>> Begin

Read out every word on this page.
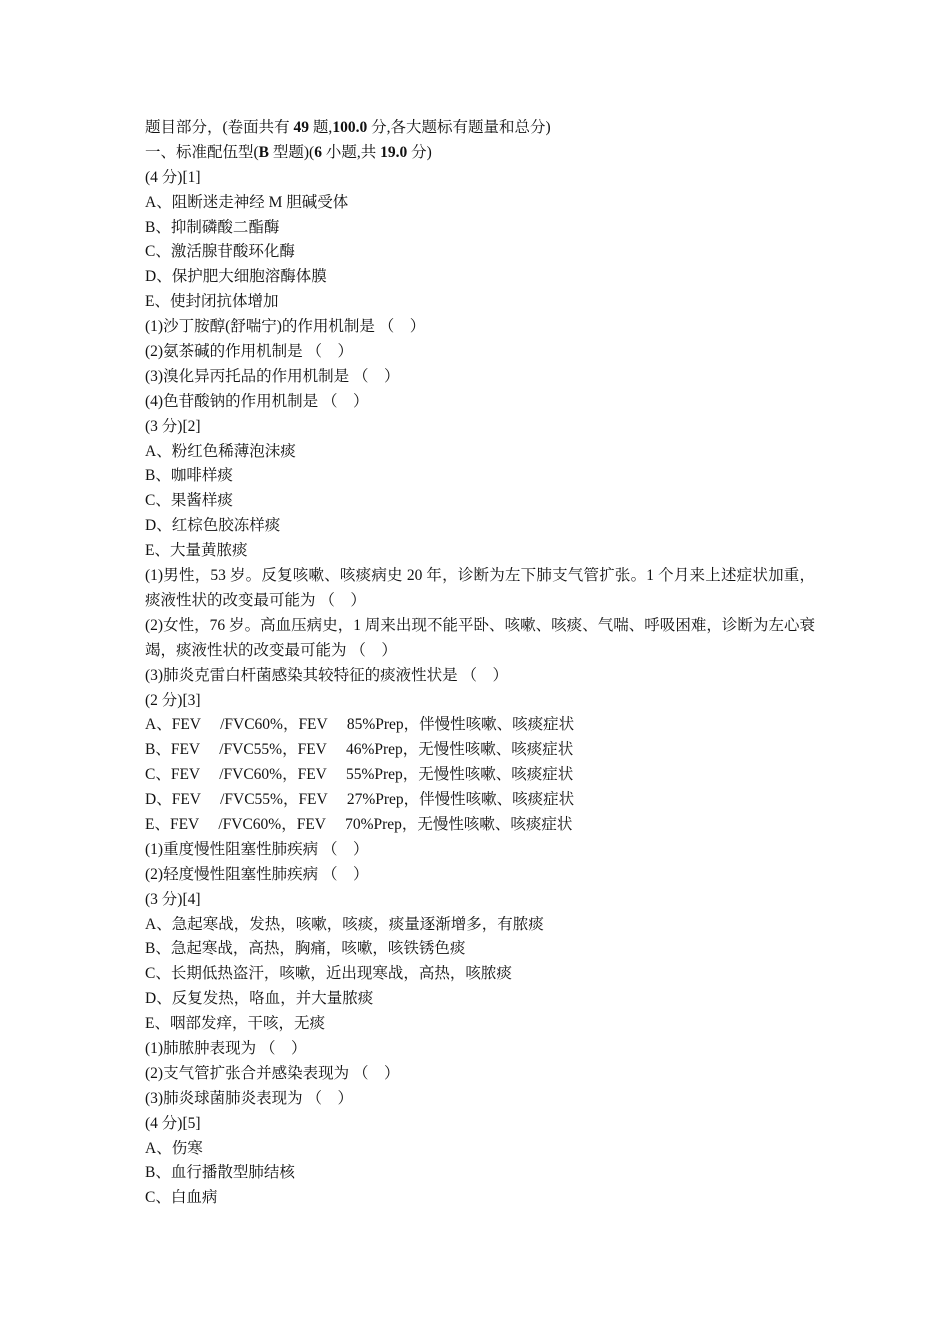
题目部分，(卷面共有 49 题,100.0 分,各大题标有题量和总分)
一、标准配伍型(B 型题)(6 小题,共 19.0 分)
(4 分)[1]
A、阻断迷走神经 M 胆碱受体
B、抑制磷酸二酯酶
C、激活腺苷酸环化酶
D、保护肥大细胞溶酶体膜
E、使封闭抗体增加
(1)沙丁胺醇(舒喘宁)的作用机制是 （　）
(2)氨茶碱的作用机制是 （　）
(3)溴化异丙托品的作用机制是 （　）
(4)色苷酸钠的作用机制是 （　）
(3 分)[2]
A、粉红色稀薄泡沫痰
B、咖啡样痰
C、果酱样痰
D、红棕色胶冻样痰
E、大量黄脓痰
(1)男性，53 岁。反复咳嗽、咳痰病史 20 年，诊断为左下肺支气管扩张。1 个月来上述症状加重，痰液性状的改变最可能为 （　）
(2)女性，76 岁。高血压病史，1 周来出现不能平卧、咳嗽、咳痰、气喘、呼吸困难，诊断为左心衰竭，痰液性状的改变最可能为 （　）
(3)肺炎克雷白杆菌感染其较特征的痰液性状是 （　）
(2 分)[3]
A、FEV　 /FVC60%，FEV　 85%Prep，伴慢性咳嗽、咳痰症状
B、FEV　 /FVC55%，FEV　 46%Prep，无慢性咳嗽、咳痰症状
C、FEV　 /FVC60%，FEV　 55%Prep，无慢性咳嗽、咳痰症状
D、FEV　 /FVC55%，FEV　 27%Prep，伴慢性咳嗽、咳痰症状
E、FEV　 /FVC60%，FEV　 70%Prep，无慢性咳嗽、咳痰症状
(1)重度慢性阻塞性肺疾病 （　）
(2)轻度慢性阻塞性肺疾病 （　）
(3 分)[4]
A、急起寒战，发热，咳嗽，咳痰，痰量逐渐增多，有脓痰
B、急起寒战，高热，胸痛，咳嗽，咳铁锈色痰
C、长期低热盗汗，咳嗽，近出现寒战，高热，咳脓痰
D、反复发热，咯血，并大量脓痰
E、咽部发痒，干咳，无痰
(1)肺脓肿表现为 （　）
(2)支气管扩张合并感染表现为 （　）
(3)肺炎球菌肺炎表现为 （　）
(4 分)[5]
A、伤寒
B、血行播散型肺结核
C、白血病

>> End

*Exercise goal*
Pictures in the records above are left out; print everything else exactly as written.

*The result*
Read out every word on this page.
题目部分，(卷面共有 49 题,100.0 分,各大题标有题量和总分)
一、标准配伍型(B 型题)(6 小题,共 19.0 分)
(4 分)[1]
A、阻断迷走神经 M 胆碱受体
B、抑制磷酸二酯酶
C、激活腺苷酸环化酶
D、保护肥大细胞溶酶体膜
E、使封闭抗体增加
(1)沙丁胺醇(舒喘宁)的作用机制是 （　）
(2)氨茶碱的作用机制是 （　）
(3)溴化异丙托品的作用机制是 （　）
(4)色苷酸钠的作用机制是 （　）
(3 分)[2]
A、粉红色稀薄泡沫痰
B、咖啡样痰
C、果酱样痰
D、红棕色胶冻样痰
E、大量黄脓痰
(1)男性，53 岁。反复咳嗽、咳痰病史 20 年，诊断为左下肺支气管扩张。1 个月来上述症状加重，痰液性状的改变最可能为 （　）
(2)女性，76 岁。高血压病史，1 周来出现不能平卧、咳嗽、咳痰、气喘、呼吸困难，诊断为左心衰竭，痰液性状的改变最可能为 （　）
(3)肺炎克雷白杆菌感染其较特征的痰液性状是 （　）
(2 分)[3]
A、FEV　 /FVC60%，FEV　 85%Prep，伴慢性咳嗽、咳痰症状
B、FEV　 /FVC55%，FEV　 46%Prep，无慢性咳嗽、咳痰症状
C、FEV　 /FVC60%，FEV　 55%Prep，无慢性咳嗽、咳痰症状
D、FEV　 /FVC55%，FEV　 27%Prep，伴慢性咳嗽、咳痰症状
E、FEV　 /FVC60%，FEV　 70%Prep，无慢性咳嗽、咳痰症状
(1)重度慢性阻塞性肺疾病 （　）
(2)轻度慢性阻塞性肺疾病 （　）
(3 分)[4]
A、急起寒战，发热，咳嗽，咳痰，痰量逐渐增多，有脓痰
B、急起寒战，高热，胸痛，咳嗽，咳铁锈色痰
C、长期低热盗汗，咳嗽，近出现寒战，高热，咳脓痰
D、反复发热，咯血，并大量脓痰
E、咽部发痒，干咳，无痰
(1)肺脓肿表现为 （　）
(2)支气管扩张合并感染表现为 （　）
(3)肺炎球菌肺炎表现为 （　）
(4 分)[5]
A、伤寒
B、血行播散型肺结核
C、白血病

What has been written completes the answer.